Copy, in full, each line of the material that holds the word "lmgrd".

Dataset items
┄┄┄┄┄┄

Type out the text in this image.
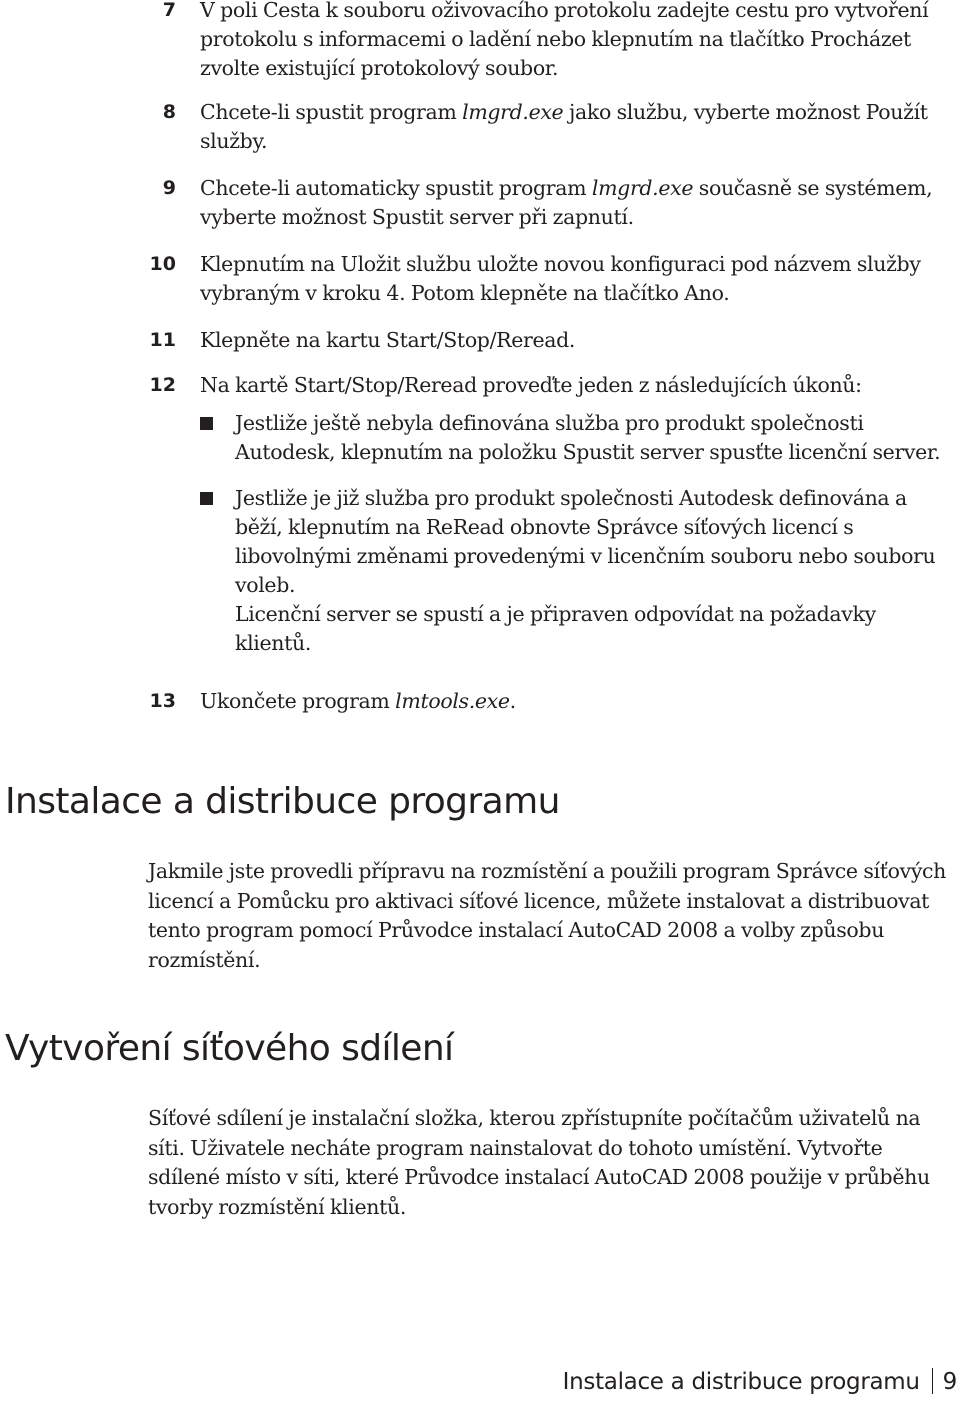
7 V poli Cesta k souboru oživovacího protokolu zadejte cestu pro vytvoření
protokolu s informacemi o ladění nebo klepnutím na tlačítko Procházet
zvolte existující protokolový soubor.
8 Chcete-li spustit program lmgrd.exe jako službu, vyberte možnost Použít
služby.
9 Chcete-li automaticky spustit program lmgrd.exe současně se systémem,
vyberte možnost Spustit server při zapnutí.
10 Klepnutím na Uložit službu uložte novou konfiguraci pod názvem služby
vybraným v kroku 4. Potom klepněte na tlačítko Ano.
11 Klepněte na kartu Start/Stop/Reread.
12 Na kartě Start/Stop/Reread proveďte jeden z následujících úkonů:
Jestliže ještě nebyla definována služba pro produkt společnosti
Autodesk, klepnutím na položku Spustit server spusťte licenční server.
Jestliže je již služba pro produkt společnosti Autodesk definována a
běží, klepnutím na ReRead obnovte Správce síťových licencí s
libovolnými změnami provedenými v licenčním souboru nebo souboru
voleb.
Licenční server se spustí a je připraven odpovídat na požadavky
klientů.
13 Ukončete program lmtools.exe.
Instalace a distribuce programu
Jakmile jste provedli přípravu na rozmístění a použili program Správce síťových
licencí a Pomůcku pro aktivaci síťové licence, můžete instalovat a distribuovat
tento program pomocí Průvodce instalací AutoCAD 2008 a volby způsobu
rozmístění.
Vytvoření síťového sdílení
Síťové sdílení je instalační složka, kterou zpřístupníte počítačům uživatelů na
síti. Uživatele necháte program nainstalovat do tohoto umístění. Vytvořte
sdílené místo v síti, které Průvodce instalací AutoCAD 2008 použije v průběhu
tvorby rozmístění klientů.
Instalace a distribuce programu 9
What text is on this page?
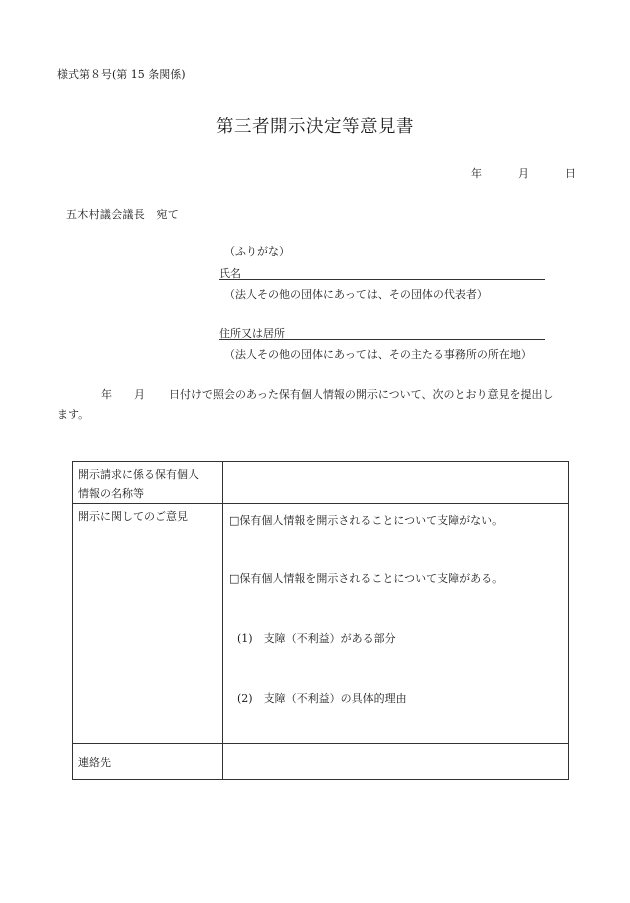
様式第８号(第 15 条関係)
第三者開示決定等意見書
年	月	日
五木村議会議長　宛て
（ふりがな）
氏名
（法人その他の団体にあっては、その団体の代表者）
住所又は居所
（法人その他の団体にあっては、その主たる事務所の所在地）
年 月 日付けで照会のあった保有個人情報の開示について、次のとおり意見を提出し
ます。
開示請求に係る保有個人
情報の名称等	

開示に関してのご意見	□保有個人情報を開示されることについて支障がない。
□保有個人情報を開示されることについて支障がある。
(1)　支障（不利益）がある部分
(2)　支障（不利益）の具体的理由

連絡先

┄┄┄┄┄┄

▶ _THE RESULT_:
8 Chcete-li spustit program lmgrd.exe jako službu, vyberte možnost Použít
9 Chcete-li automaticky spustit program lmgrd.exe současně se systémem,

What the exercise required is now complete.